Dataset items
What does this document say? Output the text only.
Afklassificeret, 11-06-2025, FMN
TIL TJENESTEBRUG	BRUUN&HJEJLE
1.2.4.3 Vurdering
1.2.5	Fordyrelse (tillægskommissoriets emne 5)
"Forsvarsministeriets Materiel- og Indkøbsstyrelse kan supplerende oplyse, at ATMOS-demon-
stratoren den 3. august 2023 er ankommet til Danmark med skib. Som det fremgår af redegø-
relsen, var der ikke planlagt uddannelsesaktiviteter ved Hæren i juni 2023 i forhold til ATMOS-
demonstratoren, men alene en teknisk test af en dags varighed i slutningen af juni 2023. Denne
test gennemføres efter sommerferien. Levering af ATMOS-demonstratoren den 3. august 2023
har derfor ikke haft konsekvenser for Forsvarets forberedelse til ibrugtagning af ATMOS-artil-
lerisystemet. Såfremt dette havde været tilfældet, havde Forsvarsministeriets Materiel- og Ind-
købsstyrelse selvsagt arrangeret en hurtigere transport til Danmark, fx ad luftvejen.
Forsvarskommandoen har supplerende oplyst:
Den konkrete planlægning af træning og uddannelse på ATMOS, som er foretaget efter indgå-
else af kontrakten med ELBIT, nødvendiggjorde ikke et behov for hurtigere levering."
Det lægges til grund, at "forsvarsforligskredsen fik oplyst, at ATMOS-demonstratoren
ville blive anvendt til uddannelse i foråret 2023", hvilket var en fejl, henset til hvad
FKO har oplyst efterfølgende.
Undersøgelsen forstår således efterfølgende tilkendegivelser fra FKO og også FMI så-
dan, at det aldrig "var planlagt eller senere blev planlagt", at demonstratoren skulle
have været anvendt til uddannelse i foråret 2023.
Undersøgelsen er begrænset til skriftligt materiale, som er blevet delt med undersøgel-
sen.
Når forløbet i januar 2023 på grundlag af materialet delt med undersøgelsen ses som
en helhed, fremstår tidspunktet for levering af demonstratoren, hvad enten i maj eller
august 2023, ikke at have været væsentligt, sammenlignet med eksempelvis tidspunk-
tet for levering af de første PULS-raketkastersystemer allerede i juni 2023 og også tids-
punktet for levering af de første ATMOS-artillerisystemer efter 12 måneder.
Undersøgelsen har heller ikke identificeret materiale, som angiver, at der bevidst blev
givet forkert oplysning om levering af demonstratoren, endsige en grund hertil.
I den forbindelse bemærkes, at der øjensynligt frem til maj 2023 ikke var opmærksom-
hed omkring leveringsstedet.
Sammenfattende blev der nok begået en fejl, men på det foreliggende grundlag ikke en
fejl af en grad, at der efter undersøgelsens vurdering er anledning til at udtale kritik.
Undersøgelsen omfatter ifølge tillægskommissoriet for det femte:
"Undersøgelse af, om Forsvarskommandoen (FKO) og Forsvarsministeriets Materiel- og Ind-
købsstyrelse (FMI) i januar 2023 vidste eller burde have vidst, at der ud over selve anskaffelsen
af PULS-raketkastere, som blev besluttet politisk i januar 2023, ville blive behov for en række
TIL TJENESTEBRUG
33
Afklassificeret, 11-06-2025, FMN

DESCRIPTION OF THE TASK: Reproduce all the records precisely.

ANSWER TO THE EXERCISE:
What does this document say? Output the text only.
Afklassificeret, 11-06-2025, FMN
TIL TJENESTEBRUG	BRUUN&HJEJLE
1.2.4.3 Vurdering
1.2.5	Fordyrelse (tillægskommissoriets emne 5)
"Forsvarsministeriets Materiel- og Indkøbsstyrelse kan supplerende oplyse, at ATMOS-demon-
stratoren den 3. august 2023 er ankommet til Danmark med skib. Som det fremgår af redegø-
relsen, var der ikke planlagt uddannelsesaktiviteter ved Hæren i juni 2023 i forhold til ATMOS-
demonstratoren, men alene en teknisk test af en dags varighed i slutningen af juni 2023. Denne
test gennemføres efter sommerferien. Levering af ATMOS-demonstratoren den 3. august 2023
har derfor ikke haft konsekvenser for Forsvarets forberedelse til ibrugtagning af ATMOS-artil-
lerisystemet. Såfremt dette havde været tilfældet, havde Forsvarsministeriets Materiel- og Ind-
købsstyrelse selvsagt arrangeret en hurtigere transport til Danmark, fx ad luftvejen.
Forsvarskommandoen har supplerende oplyst:
Den konkrete planlægning af træning og uddannelse på ATMOS, som er foretaget efter indgå-
else af kontrakten med ELBIT, nødvendiggjorde ikke et behov for hurtigere levering."
Det lægges til grund, at "forsvarsforligskredsen fik oplyst, at ATMOS-demonstratoren
ville blive anvendt til uddannelse i foråret 2023", hvilket var en fejl, henset til hvad
FKO har oplyst efterfølgende.
Undersøgelsen forstår således efterfølgende tilkendegivelser fra FKO og også FMI så-
dan, at det aldrig "var planlagt eller senere blev planlagt", at demonstratoren skulle
have været anvendt til uddannelse i foråret 2023.
Undersøgelsen er begrænset til skriftligt materiale, som er blevet delt med undersøgel-
sen.
Når forløbet i januar 2023 på grundlag af materialet delt med undersøgelsen ses som
en helhed, fremstår tidspunktet for levering af demonstratoren, hvad enten i maj eller
august 2023, ikke at have været væsentligt, sammenlignet med eksempelvis tidspunk-
tet for levering af de første PULS-raketkastersystemer allerede i juni 2023 og også tids-
punktet for levering af de første ATMOS-artillerisystemer efter 12 måneder.
Undersøgelsen har heller ikke identificeret materiale, som angiver, at der bevidst blev
givet forkert oplysning om levering af demonstratoren, endsige en grund hertil.
I den forbindelse bemærkes, at der øjensynligt frem til maj 2023 ikke var opmærksom-
hed omkring leveringsstedet.
Sammenfattende blev der nok begået en fejl, men på det foreliggende grundlag ikke en
fejl af en grad, at der efter undersøgelsens vurdering er anledning til at udtale kritik.
Undersøgelsen omfatter ifølge tillægskommissoriet for det femte:
"Undersøgelse af, om Forsvarskommandoen (FKO) og Forsvarsministeriets Materiel- og Ind-
købsstyrelse (FMI) i januar 2023 vidste eller burde have vidst, at der ud over selve anskaffelsen
af PULS-raketkastere, som blev besluttet politisk i januar 2023, ville blive behov for en række
TIL TJENESTEBRUG
33
Afklassificeret, 11-06-2025, FMN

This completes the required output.